[Stored data]
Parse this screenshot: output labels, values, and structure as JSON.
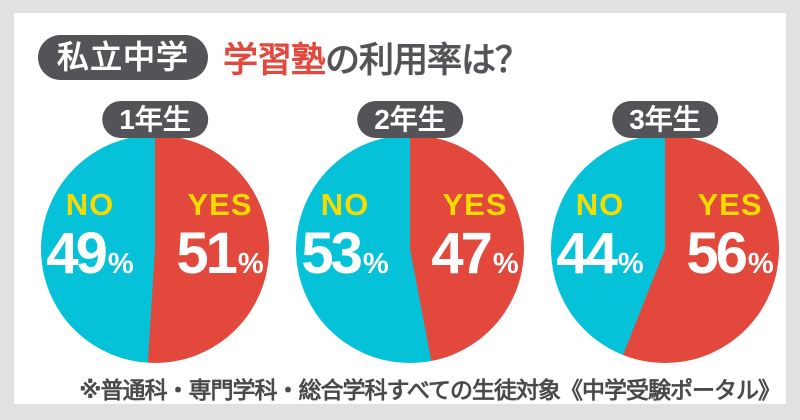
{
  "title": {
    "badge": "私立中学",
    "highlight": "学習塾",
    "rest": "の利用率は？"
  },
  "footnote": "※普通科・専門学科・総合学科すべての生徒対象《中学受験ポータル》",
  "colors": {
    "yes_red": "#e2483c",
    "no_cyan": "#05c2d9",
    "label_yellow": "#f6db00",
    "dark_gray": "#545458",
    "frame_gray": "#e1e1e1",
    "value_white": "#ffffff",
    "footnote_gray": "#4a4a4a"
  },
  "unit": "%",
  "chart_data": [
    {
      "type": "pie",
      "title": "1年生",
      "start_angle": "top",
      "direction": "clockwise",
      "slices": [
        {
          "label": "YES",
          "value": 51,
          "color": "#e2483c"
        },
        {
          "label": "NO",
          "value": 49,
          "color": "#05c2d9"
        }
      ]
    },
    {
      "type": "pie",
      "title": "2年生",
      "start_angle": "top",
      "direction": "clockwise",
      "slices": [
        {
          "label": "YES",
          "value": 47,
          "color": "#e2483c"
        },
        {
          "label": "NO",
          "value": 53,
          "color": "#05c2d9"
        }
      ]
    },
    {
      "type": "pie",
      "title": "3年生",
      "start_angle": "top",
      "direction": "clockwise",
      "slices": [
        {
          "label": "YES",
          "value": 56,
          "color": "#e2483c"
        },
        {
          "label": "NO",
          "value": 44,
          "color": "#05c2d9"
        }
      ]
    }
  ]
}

### Description of the task
None of the pictures should appear; repeat the records exactly otherwise.

### Output of the task
Parse this screenshot: output labels, values, and structure as JSON.
{
  "title": {
    "badge": "私立中学",
    "highlight": "学習塾",
    "rest": "の利用率は？"
  },
  "footnote": "※普通科・専門学科・総合学科すべての生徒対象《中学受験ポータル》",
  "colors": {
    "yes_red": "#e2483c",
    "no_cyan": "#05c2d9",
    "label_yellow": "#f6db00",
    "dark_gray": "#545458",
    "frame_gray": "#e1e1e1",
    "value_white": "#ffffff",
    "footnote_gray": "#4a4a4a"
  },
  "unit": "%",
  "chart_data": [
    {
      "type": "pie",
      "title": "1年生",
      "start_angle": "top",
      "direction": "clockwise",
      "slices": [
        {
          "label": "YES",
          "value": 51,
          "color": "#e2483c"
        },
        {
          "label": "NO",
          "value": 49,
          "color": "#05c2d9"
        }
      ]
    },
    {
      "type": "pie",
      "title": "2年生",
      "start_angle": "top",
      "direction": "clockwise",
      "slices": [
        {
          "label": "YES",
          "value": 47,
          "color": "#e2483c"
        },
        {
          "label": "NO",
          "value": 53,
          "color": "#05c2d9"
        }
      ]
    },
    {
      "type": "pie",
      "title": "3年生",
      "start_angle": "top",
      "direction": "clockwise",
      "slices": [
        {
          "label": "YES",
          "value": 56,
          "color": "#e2483c"
        },
        {
          "label": "NO",
          "value": 44,
          "color": "#05c2d9"
        }
      ]
    }
  ]
}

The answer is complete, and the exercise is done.